Pull out every line of the items below that contains the string "title", matching case exactly, and copy each one.

**Records:**
▬▬▬

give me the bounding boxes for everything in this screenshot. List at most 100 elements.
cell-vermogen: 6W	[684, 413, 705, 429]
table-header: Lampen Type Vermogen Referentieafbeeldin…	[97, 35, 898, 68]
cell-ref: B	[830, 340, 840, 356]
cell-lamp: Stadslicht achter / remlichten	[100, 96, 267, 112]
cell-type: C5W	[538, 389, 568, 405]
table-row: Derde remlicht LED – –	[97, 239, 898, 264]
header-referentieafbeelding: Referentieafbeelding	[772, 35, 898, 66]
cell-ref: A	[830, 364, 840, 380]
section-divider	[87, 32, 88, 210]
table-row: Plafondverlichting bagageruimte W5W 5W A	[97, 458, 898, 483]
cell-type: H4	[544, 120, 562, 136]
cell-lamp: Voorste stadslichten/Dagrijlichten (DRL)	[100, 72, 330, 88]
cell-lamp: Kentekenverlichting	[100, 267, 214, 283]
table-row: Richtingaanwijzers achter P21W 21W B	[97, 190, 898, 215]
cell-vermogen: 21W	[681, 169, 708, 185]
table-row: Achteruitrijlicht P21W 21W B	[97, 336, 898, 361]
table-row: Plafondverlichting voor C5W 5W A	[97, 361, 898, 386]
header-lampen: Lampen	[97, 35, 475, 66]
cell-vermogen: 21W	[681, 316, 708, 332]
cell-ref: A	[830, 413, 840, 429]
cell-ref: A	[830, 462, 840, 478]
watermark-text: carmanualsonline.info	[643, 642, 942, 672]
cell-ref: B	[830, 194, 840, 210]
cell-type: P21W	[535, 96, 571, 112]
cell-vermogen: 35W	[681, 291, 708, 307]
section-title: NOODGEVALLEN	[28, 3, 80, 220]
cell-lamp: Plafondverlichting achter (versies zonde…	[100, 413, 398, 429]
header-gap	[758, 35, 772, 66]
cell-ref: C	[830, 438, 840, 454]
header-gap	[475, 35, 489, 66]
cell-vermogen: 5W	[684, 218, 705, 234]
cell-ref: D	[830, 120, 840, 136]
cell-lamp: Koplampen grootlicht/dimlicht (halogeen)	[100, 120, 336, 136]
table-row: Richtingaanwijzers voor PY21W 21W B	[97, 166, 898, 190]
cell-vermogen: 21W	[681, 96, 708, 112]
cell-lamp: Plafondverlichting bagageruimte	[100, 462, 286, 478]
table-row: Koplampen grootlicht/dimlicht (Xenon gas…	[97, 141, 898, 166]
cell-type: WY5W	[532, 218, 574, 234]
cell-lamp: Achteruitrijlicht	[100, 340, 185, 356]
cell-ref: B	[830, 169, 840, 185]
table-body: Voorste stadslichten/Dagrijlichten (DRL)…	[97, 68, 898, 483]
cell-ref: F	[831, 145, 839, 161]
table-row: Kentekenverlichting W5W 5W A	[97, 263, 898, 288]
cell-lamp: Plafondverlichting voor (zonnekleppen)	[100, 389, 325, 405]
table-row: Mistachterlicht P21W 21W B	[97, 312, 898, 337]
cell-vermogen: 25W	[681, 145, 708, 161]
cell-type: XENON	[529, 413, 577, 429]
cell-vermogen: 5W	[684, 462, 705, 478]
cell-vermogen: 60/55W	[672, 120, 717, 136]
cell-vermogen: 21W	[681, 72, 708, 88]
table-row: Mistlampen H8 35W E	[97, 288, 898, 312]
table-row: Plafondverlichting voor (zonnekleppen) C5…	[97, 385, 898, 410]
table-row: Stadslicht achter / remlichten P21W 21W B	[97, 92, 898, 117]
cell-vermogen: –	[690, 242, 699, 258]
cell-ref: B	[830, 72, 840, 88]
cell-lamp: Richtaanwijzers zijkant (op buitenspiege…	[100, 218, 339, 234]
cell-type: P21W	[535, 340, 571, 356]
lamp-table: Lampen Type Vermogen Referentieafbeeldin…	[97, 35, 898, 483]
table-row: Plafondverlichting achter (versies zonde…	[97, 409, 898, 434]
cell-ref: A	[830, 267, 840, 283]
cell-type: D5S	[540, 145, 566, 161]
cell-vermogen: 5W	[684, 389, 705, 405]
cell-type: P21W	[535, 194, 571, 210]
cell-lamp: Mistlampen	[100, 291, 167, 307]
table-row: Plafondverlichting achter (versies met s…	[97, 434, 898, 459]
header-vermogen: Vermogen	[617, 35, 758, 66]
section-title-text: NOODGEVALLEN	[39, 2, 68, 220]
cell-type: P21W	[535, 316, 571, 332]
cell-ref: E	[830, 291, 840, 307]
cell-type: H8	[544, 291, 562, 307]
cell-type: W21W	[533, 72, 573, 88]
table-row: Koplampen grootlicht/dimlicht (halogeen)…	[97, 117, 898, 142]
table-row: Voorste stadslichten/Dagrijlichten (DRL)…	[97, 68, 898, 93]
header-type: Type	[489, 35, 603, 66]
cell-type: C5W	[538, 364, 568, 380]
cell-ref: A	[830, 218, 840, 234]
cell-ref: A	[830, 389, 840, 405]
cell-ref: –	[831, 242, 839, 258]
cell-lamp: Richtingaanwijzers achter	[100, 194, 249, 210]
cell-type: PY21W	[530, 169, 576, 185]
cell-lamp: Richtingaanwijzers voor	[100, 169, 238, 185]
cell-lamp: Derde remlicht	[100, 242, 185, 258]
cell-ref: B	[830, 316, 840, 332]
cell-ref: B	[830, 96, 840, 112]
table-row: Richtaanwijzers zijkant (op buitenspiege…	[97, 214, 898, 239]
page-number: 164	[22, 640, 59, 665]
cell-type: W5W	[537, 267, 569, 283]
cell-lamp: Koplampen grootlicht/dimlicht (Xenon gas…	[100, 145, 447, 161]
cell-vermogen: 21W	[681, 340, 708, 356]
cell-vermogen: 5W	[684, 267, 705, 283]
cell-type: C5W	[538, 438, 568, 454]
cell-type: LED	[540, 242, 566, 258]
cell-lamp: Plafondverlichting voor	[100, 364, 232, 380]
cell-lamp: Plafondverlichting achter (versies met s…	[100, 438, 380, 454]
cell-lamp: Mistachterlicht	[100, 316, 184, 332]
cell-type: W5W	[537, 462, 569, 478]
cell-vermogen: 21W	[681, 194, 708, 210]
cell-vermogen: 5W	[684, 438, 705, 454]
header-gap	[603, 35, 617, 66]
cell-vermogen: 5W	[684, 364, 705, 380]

▬▬▬

**The result:**
section-title: NOODGEVALLEN	[28, 3, 80, 220]
section-title-text: NOODGEVALLEN	[39, 2, 68, 220]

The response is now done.